**GIVEN INFORMATION:**
#####

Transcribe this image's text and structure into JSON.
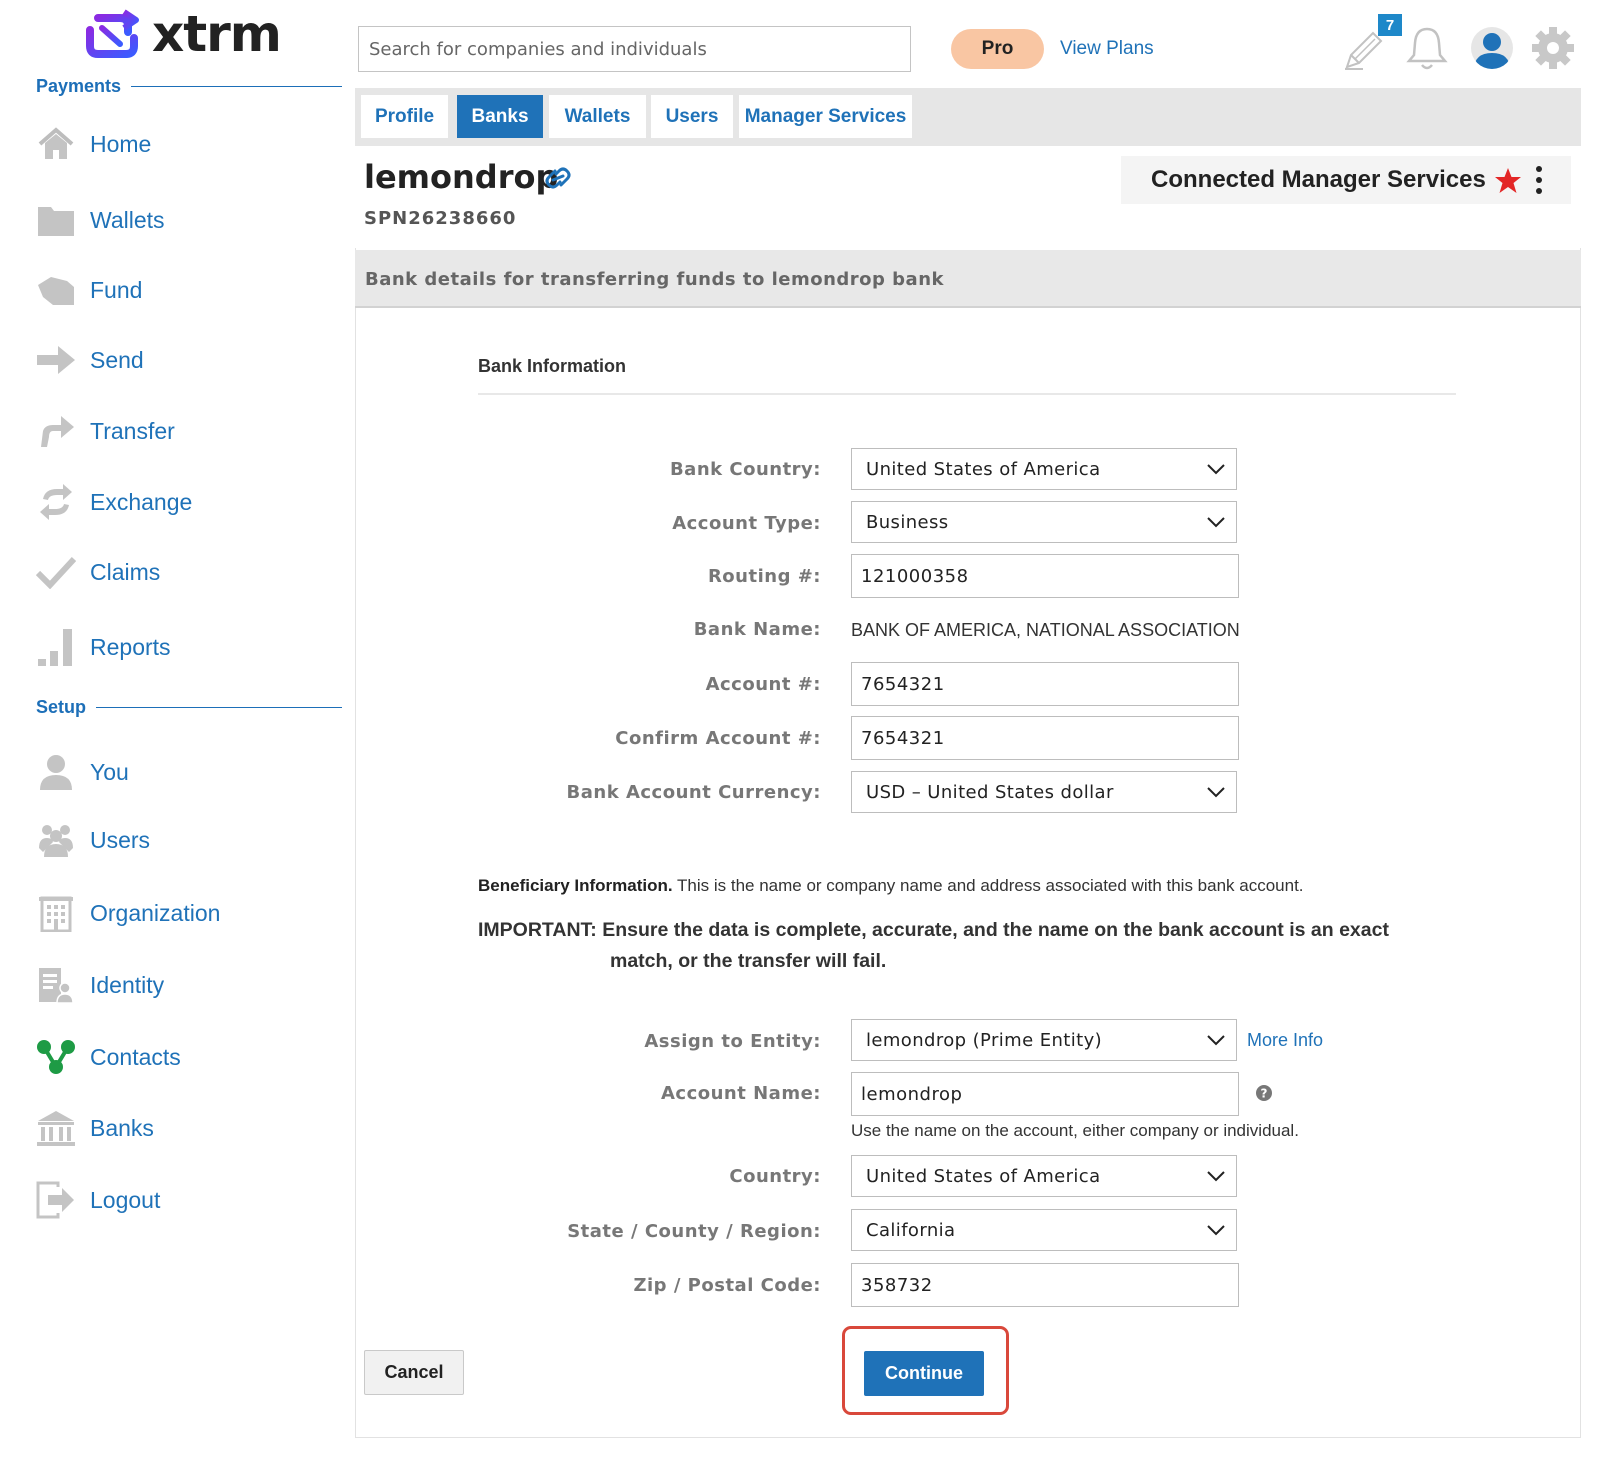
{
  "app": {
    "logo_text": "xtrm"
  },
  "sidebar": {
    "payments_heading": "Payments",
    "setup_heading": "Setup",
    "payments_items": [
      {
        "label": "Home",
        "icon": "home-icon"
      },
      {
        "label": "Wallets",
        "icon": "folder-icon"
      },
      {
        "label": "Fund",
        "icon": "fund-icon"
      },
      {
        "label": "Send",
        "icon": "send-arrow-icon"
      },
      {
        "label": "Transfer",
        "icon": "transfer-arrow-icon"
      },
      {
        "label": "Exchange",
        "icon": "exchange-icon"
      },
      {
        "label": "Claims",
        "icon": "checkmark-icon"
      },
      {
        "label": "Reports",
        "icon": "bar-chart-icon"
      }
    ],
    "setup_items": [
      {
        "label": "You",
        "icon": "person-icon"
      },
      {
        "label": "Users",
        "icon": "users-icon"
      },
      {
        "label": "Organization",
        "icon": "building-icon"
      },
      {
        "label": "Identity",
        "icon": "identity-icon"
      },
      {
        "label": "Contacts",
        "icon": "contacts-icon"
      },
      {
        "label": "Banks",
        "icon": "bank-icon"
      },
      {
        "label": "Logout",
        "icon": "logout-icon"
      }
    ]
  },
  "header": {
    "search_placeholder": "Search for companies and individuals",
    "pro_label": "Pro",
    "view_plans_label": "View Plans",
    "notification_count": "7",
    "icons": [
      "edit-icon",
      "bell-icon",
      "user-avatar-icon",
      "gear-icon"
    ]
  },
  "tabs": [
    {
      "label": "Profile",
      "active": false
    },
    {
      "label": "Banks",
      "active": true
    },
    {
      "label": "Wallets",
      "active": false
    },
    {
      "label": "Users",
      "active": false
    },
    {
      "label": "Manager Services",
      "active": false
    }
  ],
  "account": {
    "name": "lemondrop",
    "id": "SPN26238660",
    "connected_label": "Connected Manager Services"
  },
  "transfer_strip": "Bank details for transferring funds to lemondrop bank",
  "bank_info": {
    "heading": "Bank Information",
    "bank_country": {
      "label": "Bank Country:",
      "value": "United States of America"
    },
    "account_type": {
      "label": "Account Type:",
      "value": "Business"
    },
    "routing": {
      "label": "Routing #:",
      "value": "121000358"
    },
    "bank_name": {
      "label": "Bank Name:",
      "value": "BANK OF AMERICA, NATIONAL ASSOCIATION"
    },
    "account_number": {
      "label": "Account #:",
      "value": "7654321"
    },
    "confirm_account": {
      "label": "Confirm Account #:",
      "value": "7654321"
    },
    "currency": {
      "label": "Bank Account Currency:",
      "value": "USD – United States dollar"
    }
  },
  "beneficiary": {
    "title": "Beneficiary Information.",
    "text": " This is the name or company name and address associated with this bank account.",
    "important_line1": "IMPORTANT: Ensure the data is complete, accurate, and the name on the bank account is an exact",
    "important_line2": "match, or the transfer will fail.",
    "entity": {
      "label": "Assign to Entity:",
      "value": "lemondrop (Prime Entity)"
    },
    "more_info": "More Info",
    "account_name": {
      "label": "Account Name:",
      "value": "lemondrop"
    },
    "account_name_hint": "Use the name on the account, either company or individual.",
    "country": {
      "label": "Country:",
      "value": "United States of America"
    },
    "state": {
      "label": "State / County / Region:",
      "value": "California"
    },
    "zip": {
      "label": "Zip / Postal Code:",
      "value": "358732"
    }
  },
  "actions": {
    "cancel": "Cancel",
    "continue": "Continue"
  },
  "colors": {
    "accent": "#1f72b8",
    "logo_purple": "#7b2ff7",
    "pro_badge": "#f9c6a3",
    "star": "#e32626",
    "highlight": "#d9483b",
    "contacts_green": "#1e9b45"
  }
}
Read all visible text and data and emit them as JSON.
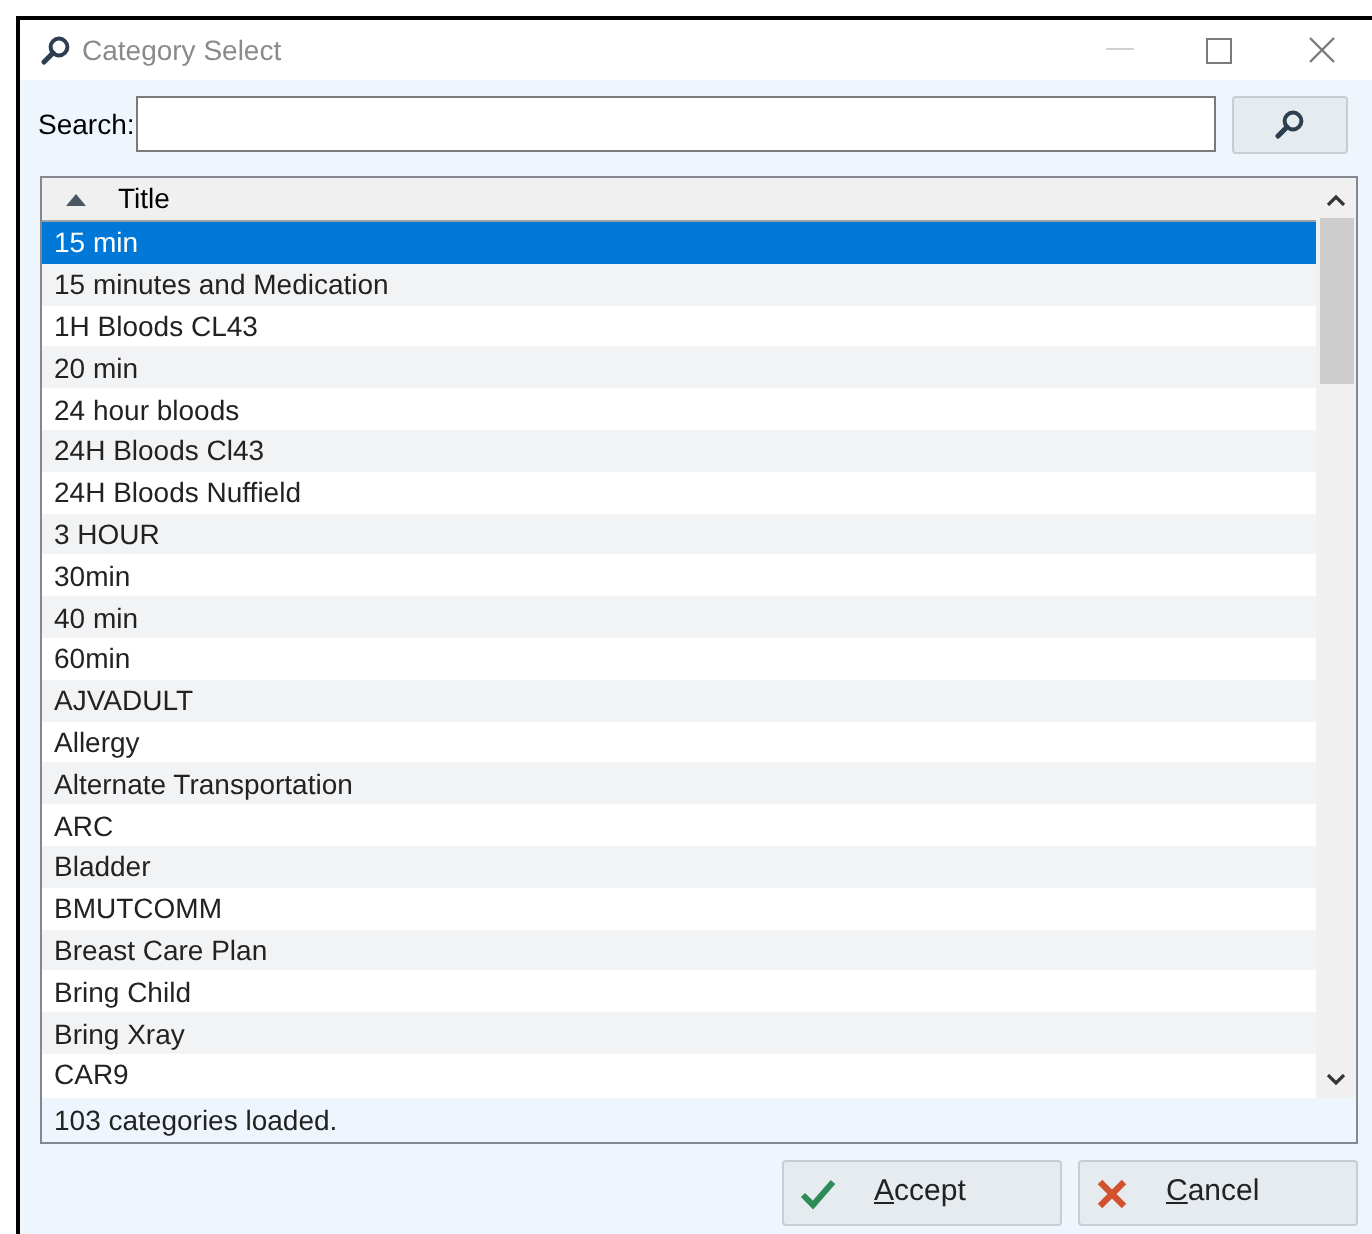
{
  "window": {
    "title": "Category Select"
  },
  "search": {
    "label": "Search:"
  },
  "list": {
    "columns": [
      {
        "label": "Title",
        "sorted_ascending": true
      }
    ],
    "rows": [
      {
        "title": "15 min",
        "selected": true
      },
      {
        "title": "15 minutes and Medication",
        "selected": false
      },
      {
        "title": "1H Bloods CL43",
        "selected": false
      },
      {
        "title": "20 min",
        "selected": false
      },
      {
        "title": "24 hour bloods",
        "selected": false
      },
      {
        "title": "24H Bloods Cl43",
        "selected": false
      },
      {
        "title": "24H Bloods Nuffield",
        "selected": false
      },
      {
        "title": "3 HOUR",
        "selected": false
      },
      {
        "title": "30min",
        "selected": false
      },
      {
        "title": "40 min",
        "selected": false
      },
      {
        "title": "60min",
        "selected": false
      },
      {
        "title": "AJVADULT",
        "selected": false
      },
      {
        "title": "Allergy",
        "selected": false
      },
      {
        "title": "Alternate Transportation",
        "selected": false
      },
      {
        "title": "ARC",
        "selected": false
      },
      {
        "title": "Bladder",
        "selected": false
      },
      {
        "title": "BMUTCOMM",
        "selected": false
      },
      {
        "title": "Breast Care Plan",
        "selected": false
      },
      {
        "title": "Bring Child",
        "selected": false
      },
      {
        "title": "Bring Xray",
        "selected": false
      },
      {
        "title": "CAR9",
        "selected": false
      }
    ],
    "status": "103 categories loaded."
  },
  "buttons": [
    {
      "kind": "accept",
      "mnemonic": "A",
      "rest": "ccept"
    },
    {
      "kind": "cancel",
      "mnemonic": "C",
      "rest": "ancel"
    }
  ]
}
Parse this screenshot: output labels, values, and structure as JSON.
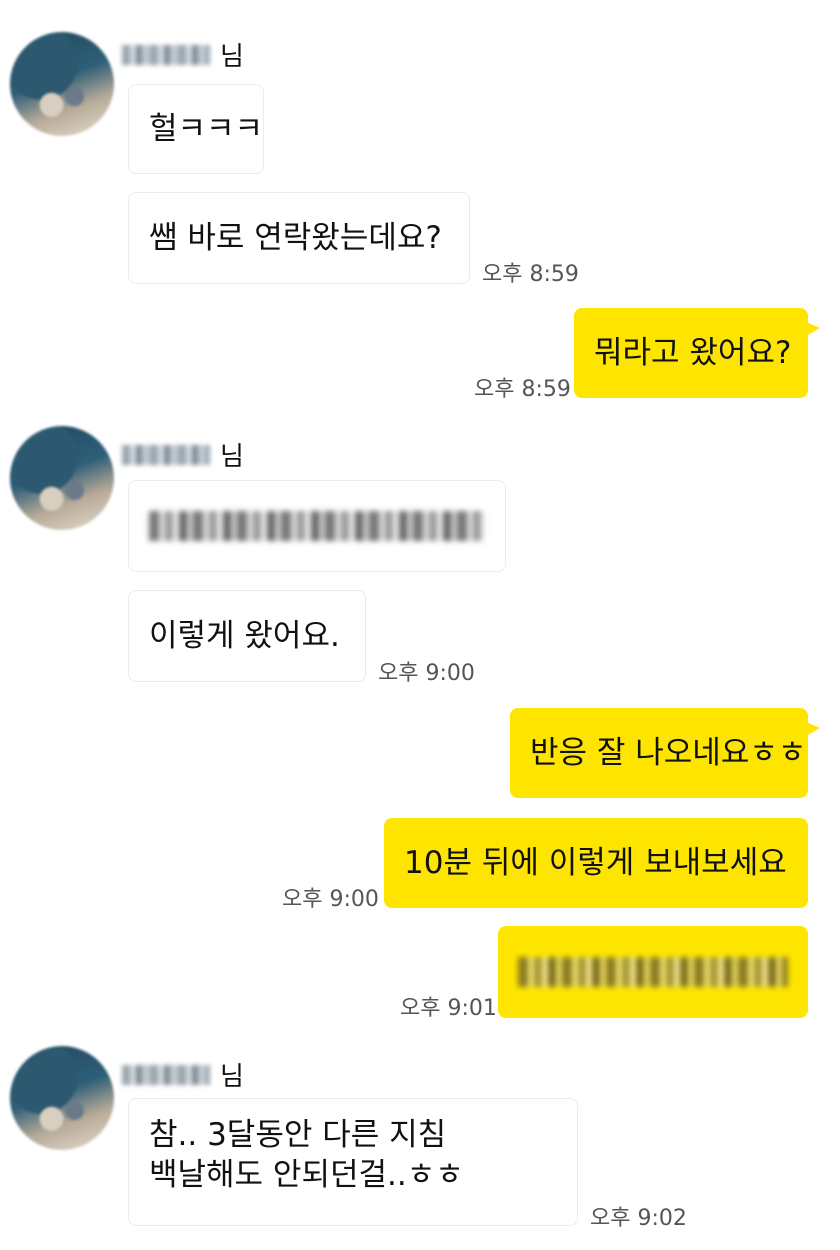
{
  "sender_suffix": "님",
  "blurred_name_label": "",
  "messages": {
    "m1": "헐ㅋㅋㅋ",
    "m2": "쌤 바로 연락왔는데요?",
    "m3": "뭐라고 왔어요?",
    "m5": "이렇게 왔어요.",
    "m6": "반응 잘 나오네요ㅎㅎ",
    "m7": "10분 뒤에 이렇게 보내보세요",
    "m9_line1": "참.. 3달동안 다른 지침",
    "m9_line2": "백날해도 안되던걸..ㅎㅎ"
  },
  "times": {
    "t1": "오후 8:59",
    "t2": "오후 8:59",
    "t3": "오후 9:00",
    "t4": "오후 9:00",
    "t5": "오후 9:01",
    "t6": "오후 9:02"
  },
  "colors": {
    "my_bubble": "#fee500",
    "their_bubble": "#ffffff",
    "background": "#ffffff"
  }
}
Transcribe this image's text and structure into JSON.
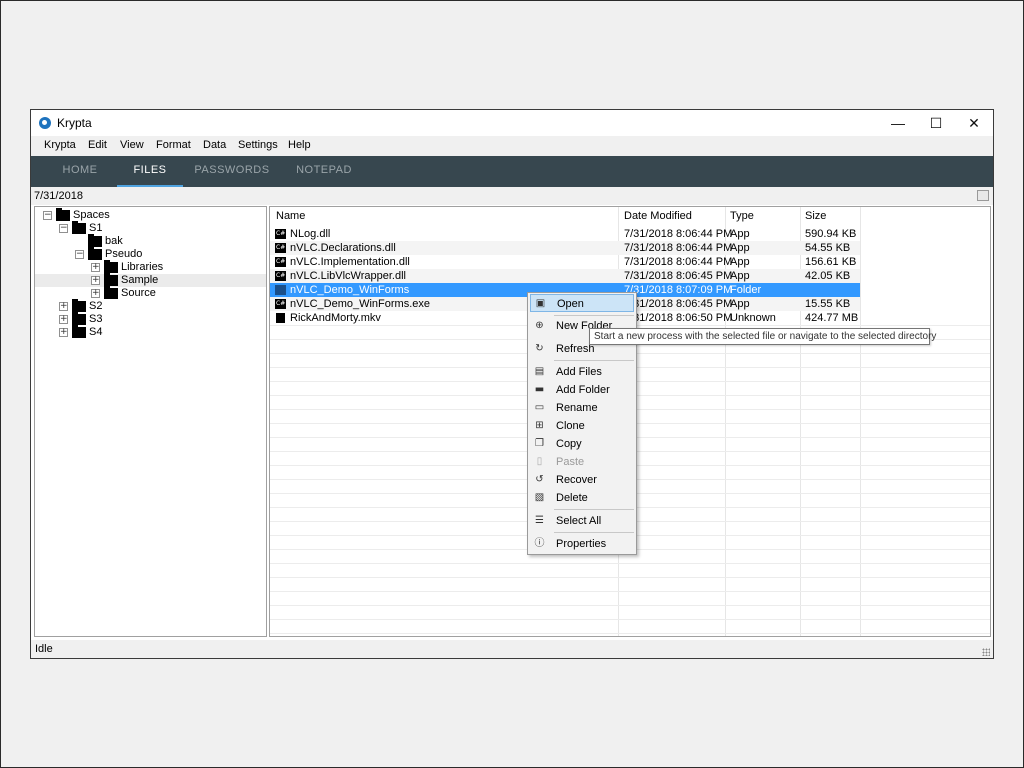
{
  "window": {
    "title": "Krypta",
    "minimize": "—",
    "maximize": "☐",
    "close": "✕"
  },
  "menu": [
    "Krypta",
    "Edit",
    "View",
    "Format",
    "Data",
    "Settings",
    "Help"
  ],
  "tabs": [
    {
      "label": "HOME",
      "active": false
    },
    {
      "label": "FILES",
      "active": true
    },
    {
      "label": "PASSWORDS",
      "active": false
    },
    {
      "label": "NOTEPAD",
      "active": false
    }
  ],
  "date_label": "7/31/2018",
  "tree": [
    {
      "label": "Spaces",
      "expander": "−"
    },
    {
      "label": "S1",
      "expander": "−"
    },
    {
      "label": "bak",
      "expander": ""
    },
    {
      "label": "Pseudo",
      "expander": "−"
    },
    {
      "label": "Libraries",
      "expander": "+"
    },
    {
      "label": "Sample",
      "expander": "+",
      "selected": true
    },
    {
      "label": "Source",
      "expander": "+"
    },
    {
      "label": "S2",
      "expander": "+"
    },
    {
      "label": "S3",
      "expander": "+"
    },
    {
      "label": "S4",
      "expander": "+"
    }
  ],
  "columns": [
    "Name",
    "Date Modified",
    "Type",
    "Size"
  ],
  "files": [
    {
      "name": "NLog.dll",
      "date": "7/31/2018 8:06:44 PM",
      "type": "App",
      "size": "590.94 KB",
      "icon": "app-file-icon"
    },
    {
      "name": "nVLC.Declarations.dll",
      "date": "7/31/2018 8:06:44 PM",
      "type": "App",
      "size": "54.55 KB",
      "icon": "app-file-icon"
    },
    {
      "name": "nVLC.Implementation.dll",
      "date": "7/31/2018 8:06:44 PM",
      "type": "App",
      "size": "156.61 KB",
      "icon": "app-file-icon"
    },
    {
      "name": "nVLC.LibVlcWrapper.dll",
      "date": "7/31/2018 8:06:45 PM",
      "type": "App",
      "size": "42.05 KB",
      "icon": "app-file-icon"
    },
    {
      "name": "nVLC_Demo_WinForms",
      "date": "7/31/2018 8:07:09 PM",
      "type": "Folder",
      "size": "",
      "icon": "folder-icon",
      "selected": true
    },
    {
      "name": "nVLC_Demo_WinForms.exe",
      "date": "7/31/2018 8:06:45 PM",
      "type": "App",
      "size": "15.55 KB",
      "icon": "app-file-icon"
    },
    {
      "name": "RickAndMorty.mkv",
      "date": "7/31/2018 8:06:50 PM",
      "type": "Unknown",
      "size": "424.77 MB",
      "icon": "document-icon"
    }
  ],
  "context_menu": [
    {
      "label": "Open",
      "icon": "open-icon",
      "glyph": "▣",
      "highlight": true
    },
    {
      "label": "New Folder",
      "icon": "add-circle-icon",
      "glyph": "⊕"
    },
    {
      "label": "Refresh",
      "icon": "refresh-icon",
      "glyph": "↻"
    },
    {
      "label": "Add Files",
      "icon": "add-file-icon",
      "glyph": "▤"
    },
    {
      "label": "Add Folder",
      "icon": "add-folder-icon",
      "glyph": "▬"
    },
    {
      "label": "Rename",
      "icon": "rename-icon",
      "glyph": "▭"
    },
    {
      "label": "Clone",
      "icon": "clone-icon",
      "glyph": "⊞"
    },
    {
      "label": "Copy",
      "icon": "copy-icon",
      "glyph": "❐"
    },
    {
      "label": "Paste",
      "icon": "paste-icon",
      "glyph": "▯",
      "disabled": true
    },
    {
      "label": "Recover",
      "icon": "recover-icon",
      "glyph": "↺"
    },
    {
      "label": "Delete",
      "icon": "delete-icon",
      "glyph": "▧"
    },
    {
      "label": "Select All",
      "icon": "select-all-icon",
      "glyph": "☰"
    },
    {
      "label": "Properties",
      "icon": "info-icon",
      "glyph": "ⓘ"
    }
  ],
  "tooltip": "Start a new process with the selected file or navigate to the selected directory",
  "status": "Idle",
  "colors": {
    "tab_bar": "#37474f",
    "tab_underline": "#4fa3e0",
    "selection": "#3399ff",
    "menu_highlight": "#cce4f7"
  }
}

#####

**WHAT IS REQUIRED:**
Every line that holds the string "company" should be returned.

**RESPONSE:**
    "text": " This is the name or company name and address associated with this bank account.",
    "account_name_hint": "Use the name on the account, either company or individual.",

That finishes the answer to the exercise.